# [WHAT THE TASK REQUIRES]
Check each line of the material below for "title", then copy the ones that contain it.

# [MATERIAL FOR THE TASK]
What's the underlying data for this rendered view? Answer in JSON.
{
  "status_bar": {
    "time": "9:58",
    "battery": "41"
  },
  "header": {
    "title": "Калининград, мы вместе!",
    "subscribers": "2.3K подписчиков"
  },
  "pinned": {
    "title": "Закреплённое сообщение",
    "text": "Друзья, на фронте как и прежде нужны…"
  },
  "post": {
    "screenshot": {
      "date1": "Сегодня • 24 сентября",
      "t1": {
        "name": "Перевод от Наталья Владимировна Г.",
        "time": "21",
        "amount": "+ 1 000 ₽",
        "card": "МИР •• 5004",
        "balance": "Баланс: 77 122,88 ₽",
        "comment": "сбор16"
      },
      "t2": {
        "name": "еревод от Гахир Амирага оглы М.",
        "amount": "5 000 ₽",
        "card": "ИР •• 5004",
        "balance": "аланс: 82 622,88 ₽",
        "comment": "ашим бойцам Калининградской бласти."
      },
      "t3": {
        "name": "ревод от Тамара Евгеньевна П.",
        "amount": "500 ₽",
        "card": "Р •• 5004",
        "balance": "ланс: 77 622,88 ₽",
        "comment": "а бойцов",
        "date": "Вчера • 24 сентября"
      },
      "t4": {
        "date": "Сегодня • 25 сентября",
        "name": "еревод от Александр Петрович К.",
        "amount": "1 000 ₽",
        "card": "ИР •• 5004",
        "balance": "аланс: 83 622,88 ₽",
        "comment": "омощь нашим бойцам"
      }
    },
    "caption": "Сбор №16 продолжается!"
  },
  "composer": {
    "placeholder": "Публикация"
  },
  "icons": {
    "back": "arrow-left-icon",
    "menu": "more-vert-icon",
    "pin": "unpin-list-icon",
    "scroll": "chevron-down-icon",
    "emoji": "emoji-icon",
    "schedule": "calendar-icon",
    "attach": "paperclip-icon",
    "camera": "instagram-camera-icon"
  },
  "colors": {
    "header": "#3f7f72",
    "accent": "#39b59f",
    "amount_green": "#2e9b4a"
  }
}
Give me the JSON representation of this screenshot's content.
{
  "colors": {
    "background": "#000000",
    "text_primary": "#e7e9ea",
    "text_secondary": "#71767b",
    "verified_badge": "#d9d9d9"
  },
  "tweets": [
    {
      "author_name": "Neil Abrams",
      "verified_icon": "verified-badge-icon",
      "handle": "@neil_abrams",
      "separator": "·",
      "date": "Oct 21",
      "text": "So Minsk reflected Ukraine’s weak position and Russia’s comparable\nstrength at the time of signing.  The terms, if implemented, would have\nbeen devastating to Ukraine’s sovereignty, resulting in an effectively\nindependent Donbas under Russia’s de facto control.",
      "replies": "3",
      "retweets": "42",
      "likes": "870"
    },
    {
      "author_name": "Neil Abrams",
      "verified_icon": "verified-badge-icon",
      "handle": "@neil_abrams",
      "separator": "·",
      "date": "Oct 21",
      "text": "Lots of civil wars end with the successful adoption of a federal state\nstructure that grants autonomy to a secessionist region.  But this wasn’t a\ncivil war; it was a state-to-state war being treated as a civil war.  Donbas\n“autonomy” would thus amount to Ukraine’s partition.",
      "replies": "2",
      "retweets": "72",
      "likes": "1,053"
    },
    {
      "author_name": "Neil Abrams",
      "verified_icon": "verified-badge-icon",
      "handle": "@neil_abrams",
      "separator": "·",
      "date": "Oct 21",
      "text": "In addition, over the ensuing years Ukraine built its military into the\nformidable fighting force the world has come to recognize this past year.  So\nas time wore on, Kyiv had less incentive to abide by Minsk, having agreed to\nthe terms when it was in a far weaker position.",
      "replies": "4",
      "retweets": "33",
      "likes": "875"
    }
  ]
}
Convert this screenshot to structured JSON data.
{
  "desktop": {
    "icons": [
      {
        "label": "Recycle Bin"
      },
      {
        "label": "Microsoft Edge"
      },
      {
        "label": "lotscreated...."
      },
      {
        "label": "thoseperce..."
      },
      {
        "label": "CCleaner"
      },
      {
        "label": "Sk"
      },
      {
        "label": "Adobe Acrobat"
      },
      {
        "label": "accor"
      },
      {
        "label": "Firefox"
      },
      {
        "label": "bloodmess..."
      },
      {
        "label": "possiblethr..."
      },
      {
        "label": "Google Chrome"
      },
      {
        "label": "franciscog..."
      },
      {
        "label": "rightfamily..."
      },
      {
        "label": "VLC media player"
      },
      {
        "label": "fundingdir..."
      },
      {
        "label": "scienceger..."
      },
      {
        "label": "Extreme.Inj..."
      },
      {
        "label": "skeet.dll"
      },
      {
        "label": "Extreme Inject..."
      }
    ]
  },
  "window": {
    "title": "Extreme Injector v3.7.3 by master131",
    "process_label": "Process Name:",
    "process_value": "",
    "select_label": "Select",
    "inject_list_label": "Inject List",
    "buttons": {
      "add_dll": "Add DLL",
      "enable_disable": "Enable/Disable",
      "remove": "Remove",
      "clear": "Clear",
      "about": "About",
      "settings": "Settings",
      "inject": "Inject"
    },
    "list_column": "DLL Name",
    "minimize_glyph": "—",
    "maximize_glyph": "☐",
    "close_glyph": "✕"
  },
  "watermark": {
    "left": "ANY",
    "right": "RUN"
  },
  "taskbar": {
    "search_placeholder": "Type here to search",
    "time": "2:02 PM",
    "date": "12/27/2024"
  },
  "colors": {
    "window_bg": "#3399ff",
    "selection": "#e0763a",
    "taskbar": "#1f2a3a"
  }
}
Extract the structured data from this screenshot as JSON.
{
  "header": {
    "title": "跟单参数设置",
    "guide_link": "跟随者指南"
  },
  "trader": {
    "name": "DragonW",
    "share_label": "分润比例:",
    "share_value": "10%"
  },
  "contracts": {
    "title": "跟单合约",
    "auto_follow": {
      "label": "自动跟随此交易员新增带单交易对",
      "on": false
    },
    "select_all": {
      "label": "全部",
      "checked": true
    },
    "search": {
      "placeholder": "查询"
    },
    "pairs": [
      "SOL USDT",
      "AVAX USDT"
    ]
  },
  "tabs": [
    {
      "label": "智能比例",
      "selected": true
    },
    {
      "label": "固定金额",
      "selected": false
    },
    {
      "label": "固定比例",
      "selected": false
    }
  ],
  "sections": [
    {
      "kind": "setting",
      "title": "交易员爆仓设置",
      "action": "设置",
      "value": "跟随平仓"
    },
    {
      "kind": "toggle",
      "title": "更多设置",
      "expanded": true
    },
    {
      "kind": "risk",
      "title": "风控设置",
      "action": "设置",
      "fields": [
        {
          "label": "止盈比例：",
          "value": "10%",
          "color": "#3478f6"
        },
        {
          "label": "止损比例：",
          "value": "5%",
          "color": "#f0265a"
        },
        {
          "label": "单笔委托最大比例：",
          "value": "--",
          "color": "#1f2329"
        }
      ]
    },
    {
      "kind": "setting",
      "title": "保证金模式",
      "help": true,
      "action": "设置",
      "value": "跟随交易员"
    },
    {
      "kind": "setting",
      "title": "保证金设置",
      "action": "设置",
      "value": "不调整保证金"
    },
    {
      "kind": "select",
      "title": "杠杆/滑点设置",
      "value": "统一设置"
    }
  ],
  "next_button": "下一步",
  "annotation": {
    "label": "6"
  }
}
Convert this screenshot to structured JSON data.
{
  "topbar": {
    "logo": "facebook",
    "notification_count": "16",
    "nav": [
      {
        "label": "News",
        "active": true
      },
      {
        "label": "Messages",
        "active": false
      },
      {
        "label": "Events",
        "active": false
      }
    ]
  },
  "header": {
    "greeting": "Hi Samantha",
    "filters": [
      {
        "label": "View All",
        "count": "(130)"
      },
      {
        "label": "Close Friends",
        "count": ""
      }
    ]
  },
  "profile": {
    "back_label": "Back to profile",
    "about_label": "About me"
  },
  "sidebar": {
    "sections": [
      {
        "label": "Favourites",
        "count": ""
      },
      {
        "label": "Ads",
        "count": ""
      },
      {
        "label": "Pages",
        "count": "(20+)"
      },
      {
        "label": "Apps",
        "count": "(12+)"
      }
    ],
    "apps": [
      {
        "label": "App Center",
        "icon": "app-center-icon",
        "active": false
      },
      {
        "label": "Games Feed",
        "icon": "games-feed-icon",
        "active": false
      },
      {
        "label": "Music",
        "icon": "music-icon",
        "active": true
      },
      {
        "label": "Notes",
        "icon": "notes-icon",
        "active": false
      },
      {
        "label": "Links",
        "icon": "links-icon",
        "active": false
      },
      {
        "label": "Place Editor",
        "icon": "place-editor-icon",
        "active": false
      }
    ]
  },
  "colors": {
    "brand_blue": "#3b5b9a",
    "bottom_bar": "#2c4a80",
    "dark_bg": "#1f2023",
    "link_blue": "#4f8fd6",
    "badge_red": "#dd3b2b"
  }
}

# [CORRECT ANSWER]
    "title": "Калининград, мы вместе!",
    "title": "Закреплённое сообщение",
    "title": "Extreme Injector v3.7.3 by master131",
    "title": "跟单参数设置",
    "title": "跟单合约",
      "title": "交易员爆仓设置",
      "title": "更多设置",
      "title": "风控设置",
      "title": "保证金模式",
      "title": "保证金设置",
      "title": "杠杆/滑点设置",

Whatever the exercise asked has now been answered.